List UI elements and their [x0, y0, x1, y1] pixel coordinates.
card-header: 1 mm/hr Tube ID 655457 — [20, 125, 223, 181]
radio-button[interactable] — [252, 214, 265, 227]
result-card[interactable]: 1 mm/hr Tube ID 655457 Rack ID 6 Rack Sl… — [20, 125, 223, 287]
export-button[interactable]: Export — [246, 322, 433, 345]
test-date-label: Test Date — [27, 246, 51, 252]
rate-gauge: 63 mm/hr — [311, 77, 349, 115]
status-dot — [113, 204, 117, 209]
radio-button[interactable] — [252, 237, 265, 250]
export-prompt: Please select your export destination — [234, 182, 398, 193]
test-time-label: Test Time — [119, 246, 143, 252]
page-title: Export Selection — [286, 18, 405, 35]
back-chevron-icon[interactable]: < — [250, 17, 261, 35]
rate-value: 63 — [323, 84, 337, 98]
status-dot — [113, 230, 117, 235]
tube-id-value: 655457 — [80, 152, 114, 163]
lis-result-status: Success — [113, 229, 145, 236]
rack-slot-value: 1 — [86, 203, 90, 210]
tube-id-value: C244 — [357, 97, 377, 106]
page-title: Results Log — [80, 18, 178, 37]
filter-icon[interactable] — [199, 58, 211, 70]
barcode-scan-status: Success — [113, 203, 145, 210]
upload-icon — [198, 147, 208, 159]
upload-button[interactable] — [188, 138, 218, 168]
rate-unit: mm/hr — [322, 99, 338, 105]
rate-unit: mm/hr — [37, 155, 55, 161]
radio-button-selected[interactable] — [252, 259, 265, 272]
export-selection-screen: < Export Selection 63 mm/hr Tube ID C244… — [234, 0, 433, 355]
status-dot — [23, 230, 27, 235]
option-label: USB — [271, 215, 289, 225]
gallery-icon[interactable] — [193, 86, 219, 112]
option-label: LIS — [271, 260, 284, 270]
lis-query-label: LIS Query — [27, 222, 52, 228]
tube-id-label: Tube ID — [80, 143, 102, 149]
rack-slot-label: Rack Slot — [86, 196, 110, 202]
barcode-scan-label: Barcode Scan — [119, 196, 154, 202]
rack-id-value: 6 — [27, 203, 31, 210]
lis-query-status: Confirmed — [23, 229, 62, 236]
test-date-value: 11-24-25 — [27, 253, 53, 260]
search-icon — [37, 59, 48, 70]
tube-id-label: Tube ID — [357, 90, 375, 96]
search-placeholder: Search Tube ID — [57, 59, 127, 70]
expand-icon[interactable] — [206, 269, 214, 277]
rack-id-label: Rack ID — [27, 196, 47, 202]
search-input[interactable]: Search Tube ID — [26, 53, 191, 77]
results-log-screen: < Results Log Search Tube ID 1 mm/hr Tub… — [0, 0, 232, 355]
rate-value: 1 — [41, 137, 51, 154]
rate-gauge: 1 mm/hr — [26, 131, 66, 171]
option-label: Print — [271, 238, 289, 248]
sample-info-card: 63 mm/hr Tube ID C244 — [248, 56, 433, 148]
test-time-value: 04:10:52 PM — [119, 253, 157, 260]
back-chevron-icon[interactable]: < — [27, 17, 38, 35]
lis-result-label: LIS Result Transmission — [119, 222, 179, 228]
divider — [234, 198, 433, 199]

* WORK TO DO: Rename "Results Log" to "Result History" throughout all the items above, and reproduce every line with nothing else changed.

* CORRECT RESULT:
List UI elements and their [x0, y0, x1, y1] pixel coordinates.
card-header: 1 mm/hr Tube ID 655457 — [20, 125, 223, 181]
radio-button[interactable] — [252, 214, 265, 227]
result-card[interactable]: 1 mm/hr Tube ID 655457 Rack ID 6 Rack Sl… — [20, 125, 223, 287]
export-button[interactable]: Export — [246, 322, 433, 345]
test-date-label: Test Date — [27, 246, 51, 252]
rate-gauge: 63 mm/hr — [311, 77, 349, 115]
status-dot — [113, 204, 117, 209]
radio-button[interactable] — [252, 237, 265, 250]
export-prompt: Please select your export destination — [234, 182, 398, 193]
test-time-label: Test Time — [119, 246, 143, 252]
page-title: Export Selection — [286, 18, 405, 35]
back-chevron-icon[interactable]: < — [250, 17, 261, 35]
rate-value: 63 — [323, 84, 337, 98]
status-dot — [113, 230, 117, 235]
tube-id-value: 655457 — [80, 152, 114, 163]
lis-result-status: Success — [113, 229, 145, 236]
rack-slot-value: 1 — [86, 203, 90, 210]
tube-id-value: C244 — [357, 97, 377, 106]
page-title: Result History — [80, 18, 178, 37]
filter-icon[interactable] — [199, 58, 211, 70]
barcode-scan-status: Success — [113, 203, 145, 210]
upload-icon — [198, 147, 208, 159]
upload-button[interactable] — [188, 138, 218, 168]
rate-unit: mm/hr — [322, 99, 338, 105]
rate-unit: mm/hr — [37, 155, 55, 161]
radio-button-selected[interactable] — [252, 259, 265, 272]
export-selection-screen: < Export Selection 63 mm/hr Tube ID C244… — [234, 0, 433, 355]
status-dot — [23, 230, 27, 235]
option-label: USB — [271, 215, 289, 225]
gallery-icon[interactable] — [193, 86, 219, 112]
option-label: LIS — [271, 260, 284, 270]
lis-query-label: LIS Query — [27, 222, 52, 228]
tube-id-label: Tube ID — [80, 143, 102, 149]
rack-slot-label: Rack Slot — [86, 196, 110, 202]
barcode-scan-label: Barcode Scan — [119, 196, 154, 202]
rack-id-value: 6 — [27, 203, 31, 210]
lis-query-status: Confirmed — [23, 229, 62, 236]
test-date-value: 11-24-25 — [27, 253, 53, 260]
search-icon — [37, 59, 48, 70]
tube-id-label: Tube ID — [357, 90, 375, 96]
search-placeholder: Search Tube ID — [57, 59, 127, 70]
expand-icon[interactable] — [206, 269, 214, 277]
rack-id-label: Rack ID — [27, 196, 47, 202]
search-input[interactable]: Search Tube ID — [26, 53, 191, 77]
results-log-screen: < Result History Search Tube ID 1 mm/hr Tub… — [0, 0, 232, 355]
rate-value: 1 — [41, 137, 51, 154]
rate-gauge: 1 mm/hr — [26, 131, 66, 171]
option-label: Print — [271, 238, 289, 248]
sample-info-card: 63 mm/hr Tube ID C244 — [248, 56, 433, 148]
test-time-value: 04:10:52 PM — [119, 253, 157, 260]
back-chevron-icon[interactable]: < — [27, 17, 38, 35]
lis-result-label: LIS Result Transmission — [119, 222, 179, 228]
divider — [234, 198, 433, 199]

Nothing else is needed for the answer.